> _Source_:
- Edgardo Ruggiero, Peter Heller, Menachem Katz, Robert Feldman, Richard Hemming, Peter Kohnert, Ziba Farhadian, Donogh McDonald, Ahsan Mansur, and Bernard Nivollet
- Published Date:
- September 1986
As much as for any other social program, the demand for education is influenced vitally by demographic factors. After a long period of expansion, the education system of most of the countries has entered or is about to enter a period of decline in the number of students as a consequence of low fertility rates. In principle, this decline should yield savings in expenditure to offset some of the increased pension and health costs associated with the aging of the population. This chapter estimates the magnitude of such possible savings, but argues that the potential savings implied by projected demographic developments may not be fully realized because of the specific cost structures and structural rigidities of the education systems in some countries.
The Structure of the Education Sector
At first glance, the structure of the education systems of all seven major industrial countries appears to be similar: 12–13 years of schooling are offered, of which 8–10 are compulsory. In the past two decades, there has also been a tendency to lengthen the years of compulsory schooling, either to unify different school systems or to alleviate the pressure of the growing population on the labor market. Differences across countries are primarily reflected in the number of years associated with different levels of schooling (Table 29). Nevertheless, there are common features other than the number of years of schooling offered. Public schools predominate, and the government exerts an important supervisory role over the curriculum and the examination system in private institutions. Private sector activities in regard to education play a subordinate role within the overall system and have a sizable share, if at all, only at the preprimary and postsecondary or tertiary levels (primarily in Japan and the United States). Public policies on education in all countries, with the exception of France, are the concern of provincial or state governments and not of the central government. Furthermore, teachers usually have lifetime tenure in the public sector, and in a number of countries teachers’ benefits have been adjusted over time to the level received by other civil servants. The special employment status of teachers may introduce downward rigidities that may constrain employment policy options in the education sector in the face of declining enrollment.
Expenditure on education grew rapidly as a percentage of GDP in all countries under study between 1960 and 1975, with the expenditure ratio increasing by more than 50 percent, to 5 percent of GDP, by 1975 in most countries. The growth was especially pronounced in Canada, with the ratio of education expenditure to GDP reaching 8 percent. After 1975, education expenditure declined somewhat in most countries except for Italy and Japan, where education expenditure expanded as a percentage of GDP throughout the 1970s.

> _Dataset rows_:
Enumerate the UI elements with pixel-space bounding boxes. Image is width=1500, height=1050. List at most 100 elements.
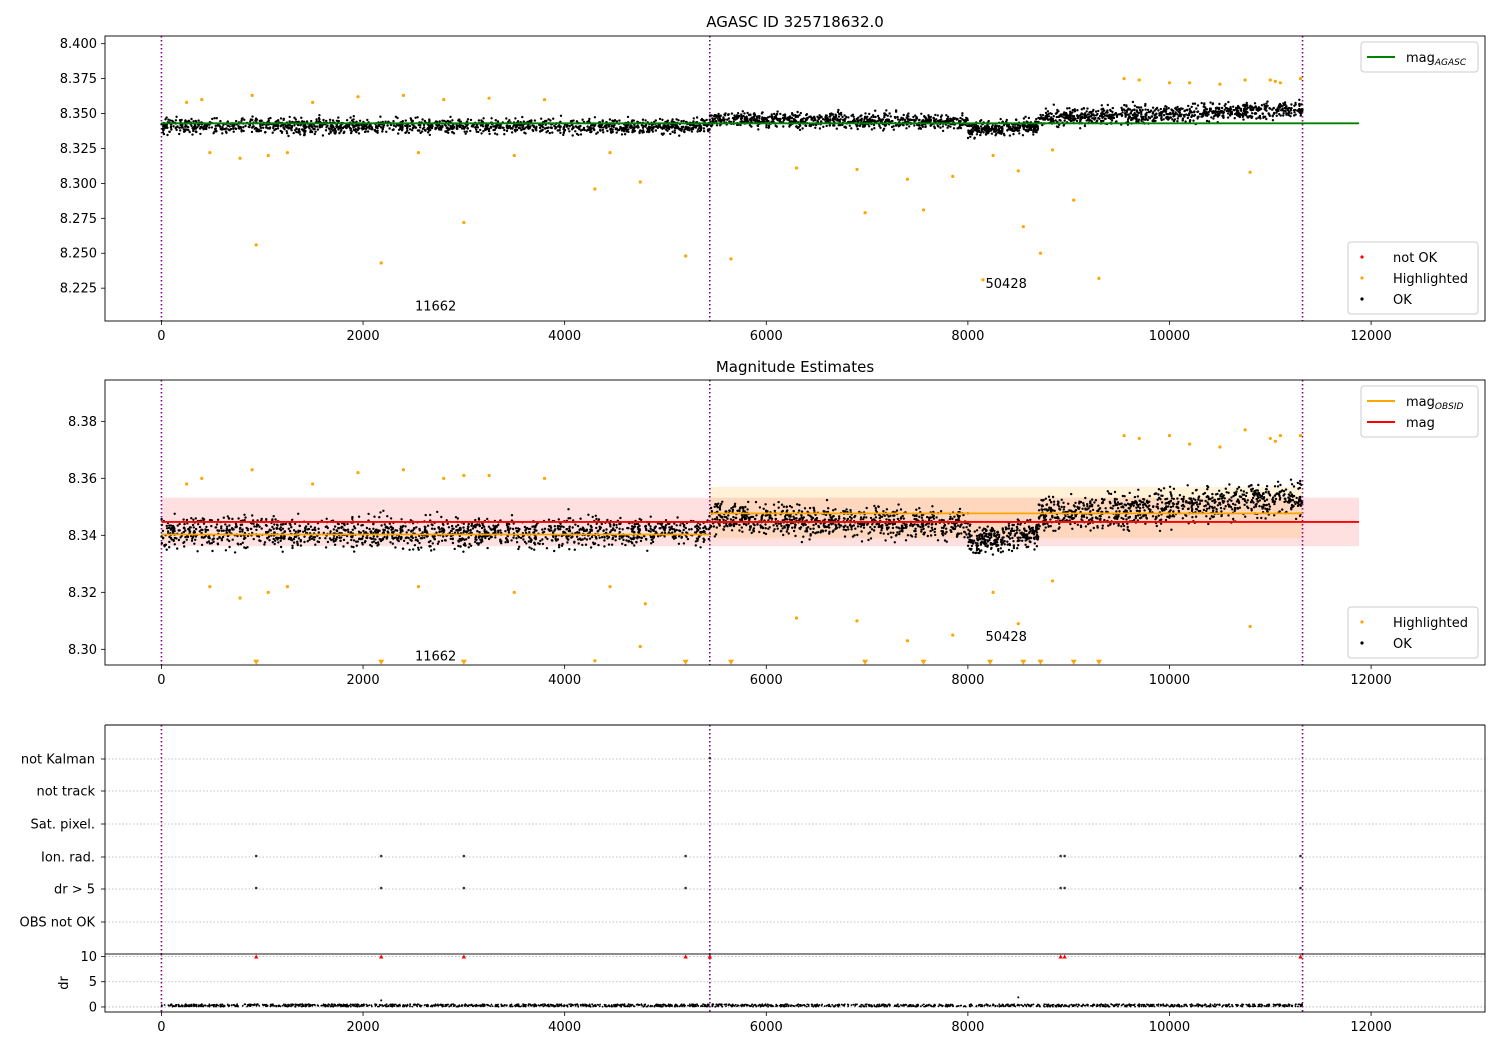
data-point-ok	[1172, 115, 1175, 118]
data-point-ok	[341, 126, 345, 130]
data-point-ok	[224, 523, 227, 526]
data-point-ok	[299, 544, 303, 547]
data-point-ok	[1110, 116, 1114, 120]
data-point-ok	[926, 118, 929, 122]
data-point-ok	[445, 126, 448, 130]
data-point-ok	[207, 540, 211, 543]
data-point-ok	[568, 525, 571, 528]
data-point-ok	[569, 120, 573, 123]
data-point-ok	[191, 133, 194, 136]
data-point-ok	[449, 537, 452, 540]
data-point-ok	[763, 116, 766, 120]
data-point-ok	[417, 548, 420, 551]
data-point-ok	[861, 125, 865, 128]
data-point-ok	[1165, 105, 1168, 109]
data-point-ok	[1205, 111, 1209, 114]
data-point-ok	[559, 131, 562, 135]
data-point-ok	[625, 539, 628, 542]
data-point-ok	[276, 125, 280, 128]
data-point-ok	[357, 515, 361, 518]
data-point-ok	[828, 124, 831, 127]
data-point-ok	[782, 119, 785, 122]
y-tick-label: 8.225	[60, 282, 97, 297]
data-point-ok	[214, 127, 217, 130]
data-point-ok	[319, 125, 323, 128]
data-point-ok	[997, 125, 1001, 128]
data-point-ok	[682, 119, 685, 123]
data-point-ok	[1287, 113, 1290, 117]
data-point-ok	[237, 517, 240, 520]
data-point-ok	[799, 124, 802, 127]
data-point-ok	[908, 125, 911, 128]
data-point-ok	[1298, 98, 1301, 102]
data-point-ok	[361, 543, 364, 546]
data-point-ok	[190, 117, 193, 121]
data-point-ok	[1085, 119, 1088, 122]
data-point-ok	[335, 529, 338, 532]
data-point-ok	[1039, 113, 1042, 117]
data-point-ok	[839, 111, 843, 115]
data-point-ok	[870, 115, 873, 119]
data-point-ok	[488, 132, 491, 136]
data-point-ok	[379, 115, 382, 118]
data-point-ok	[240, 117, 244, 121]
data-point-ok	[650, 128, 653, 132]
data-point-highlighted	[311, 100, 315, 104]
data-point-ok	[172, 125, 175, 128]
data-point-ok	[462, 526, 465, 529]
data-point-ok	[633, 129, 637, 133]
data-point-ok	[576, 524, 580, 528]
data-point-ok	[317, 527, 320, 530]
data-point-ok	[621, 536, 624, 539]
data-point-ok	[479, 538, 482, 541]
data-point-ok	[1062, 113, 1066, 117]
data-point-ok	[735, 115, 738, 119]
data-point-ok	[671, 118, 674, 121]
data-point-ok	[1210, 116, 1213, 119]
data-point-ok	[492, 524, 495, 527]
data-point-ok	[1136, 114, 1139, 117]
data-point-ok	[961, 114, 964, 117]
data-point-ok	[680, 536, 683, 539]
data-point-ok	[284, 522, 287, 526]
data-point-ok	[652, 535, 655, 538]
data-point-ok	[1149, 110, 1152, 113]
data-point-ok	[324, 129, 328, 132]
data-point-ok	[194, 517, 197, 520]
data-point-ok	[1227, 112, 1230, 115]
data-point-ok	[391, 526, 394, 530]
data-point-ok	[1187, 104, 1190, 108]
data-point-ok	[615, 120, 619, 123]
data-point-ok	[404, 525, 407, 528]
data-point-ok	[514, 126, 518, 129]
data-point-ok	[527, 540, 531, 543]
data-point-ok	[1015, 118, 1018, 122]
data-point-ok	[613, 529, 617, 532]
data-point-ok	[837, 108, 840, 112]
data-point-ok	[677, 119, 680, 122]
data-point-ok	[1202, 112, 1205, 116]
data-point-ok	[459, 527, 462, 530]
data-point-ok	[198, 525, 202, 529]
data-point-ok	[1203, 102, 1206, 105]
data-point-ok	[355, 540, 358, 543]
data-point-ok	[401, 127, 404, 131]
data-point-ok	[999, 130, 1002, 133]
data-point-ok	[966, 136, 970, 140]
data-point-ok	[316, 540, 319, 543]
data-point-ok	[599, 129, 602, 132]
data-point-ok	[602, 529, 605, 532]
data-point-ok	[633, 531, 636, 534]
data-point-highlighted	[1298, 77, 1303, 81]
data-point-ok	[553, 525, 556, 528]
data-point-ok	[929, 115, 932, 119]
data-point-ok	[413, 527, 416, 530]
data-point-ok	[356, 128, 360, 132]
data-point-ok	[528, 536, 531, 539]
data-point-ok	[447, 128, 450, 131]
data-point-ok	[702, 530, 706, 533]
data-point-ok	[170, 526, 173, 530]
data-point-ok	[477, 517, 481, 520]
data-point-ok	[864, 112, 867, 115]
data-point-ok	[467, 525, 470, 529]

> _Complete the following_:
(1) Format the listing as a JSON list of strings, one string per line, starting with the line that contains "115, 1175, 118]" and going on through the line that contains "124, 831, 127]".
(2) Resume the education passage from where it stops.

> _Results by task_:
(1)
[
  "data-point-ok\t[1172, 115, 1175, 118]",
  "data-point-ok\t[341, 126, 345, 130]",
  "data-point-ok\t[224, 523, 227, 526]",
  "data-point-ok\t[299, 544, 303, 547]",
  "data-point-ok\t[1110, 116, 1114, 120]",
  "data-point-ok\t[926, 118, 929, 122]",
  "data-point-ok\t[445, 126, 448, 130]",
  "data-point-ok\t[207, 540, 211, 543]",
  "data-point-ok\t[568, 525, 571, 528]",
  "data-point-ok\t[569, 120, 573, 123]",
  "data-point-ok\t[191, 133, 194, 136]",
  "data-point-ok\t[449, 537, 452, 540]",
  "data-point-ok\t[763, 116, 766, 120]",
  "data-point-ok\t[417, 548, 420, 551]",
  "data-point-ok\t[861, 125, 865, 128]",
  "data-point-ok\t[1165, 105, 1168, 109]",
  "data-point-ok\t[1205, 111, 1209, 114]",
  "data-point-ok\t[559, 131, 562, 135]",
  "data-point-ok\t[625, 539, 628, 542]",
  "data-point-ok\t[276, 125, 280, 128]",
  "data-point-ok\t[357, 515, 361, 518]",
  "data-point-ok\t[828, 124, 831, 127]"
]

(2)
Two main factors appear responsible for past developments. First, a substantial increase in enrollments occurred (Table 30), reflecting the movement of the postwar “baby boom” generation into school age, compulsory schooling, and a rising demand for non-compulsory higher education (Table 31). Attendance at preprimary education facilities increased continuously in most countries between 1950 and 1980, primarily as a response to the higher labor force participation rates of women. Second, the cost per student increased during the 1970s. This was principally the result of increasing teacher-pupil ratios, as demographic pressures abated, but also was influenced by increases in teachers’ salaries. Several aspects of these developments are worth noting.
The expansion of the education system in the 1960s and early 1970s took place at a time of generous public-spending policies. Education was perceived as a vehicle for advancement and opportunity for the poor. Education was also considered to be a key factor in sustaining and promoting steady economic growth. With the rapidly increasing size of the student age group, governments accommodated the increased demand for education by expanding educational facilities and increasing the teaching staff. Expenditure on education began to decline only after 1975, coinciding with the decline of the total school population in all countries except Japan and with a more restrictive fiscal policy stance. Although there was a decline in overall enrollment by 1975, different school levels were affected at different times by the movement of the postwar “baby boom” generation through the education system.
The expansion of the education system was reflected in increased investment during the 1960s and early 1970s, when more facilities were provided. This expansion was paralleled by an increase in the number of teaching staff. Recurrent education expenditure continued to grow even when investment declined sharply. Owing to a lack of teachers in the 1950s and 1960s, teacher remuneration improved substantially over time to attract more students to this profession. Consequently, over the last 30 years, the teacher-pupil ratio increased markedly at the primary level. Between 1950 and 1975 the improvement in this ratio at the primary level was due to the number of staff increasing faster than the number of students, while thereafter the ratio improved further because of the decline in the number of students.
The employment of teachers was not adjusted to the lower number of students, since in most countries teachers have lifetime tenure and thus cannot be readily laid off. Most governments, except for the United States, used the opportunity of the abating demographic pressure to deliberately allow for an improvement in the teacher-pupil ratio as a way of strengthening the quality of the educational system. At the secondary level, an overall improvement in the teacher-pupil ratio was not recorded, as increases in the number of staff could barely keep pace with the growing number of students in the 1970s. However, because of the special status of teachers, declining enrollment at the secondary level in the 1980s is likely to result in an improvement of the teacher-pupil ratio at this level as well.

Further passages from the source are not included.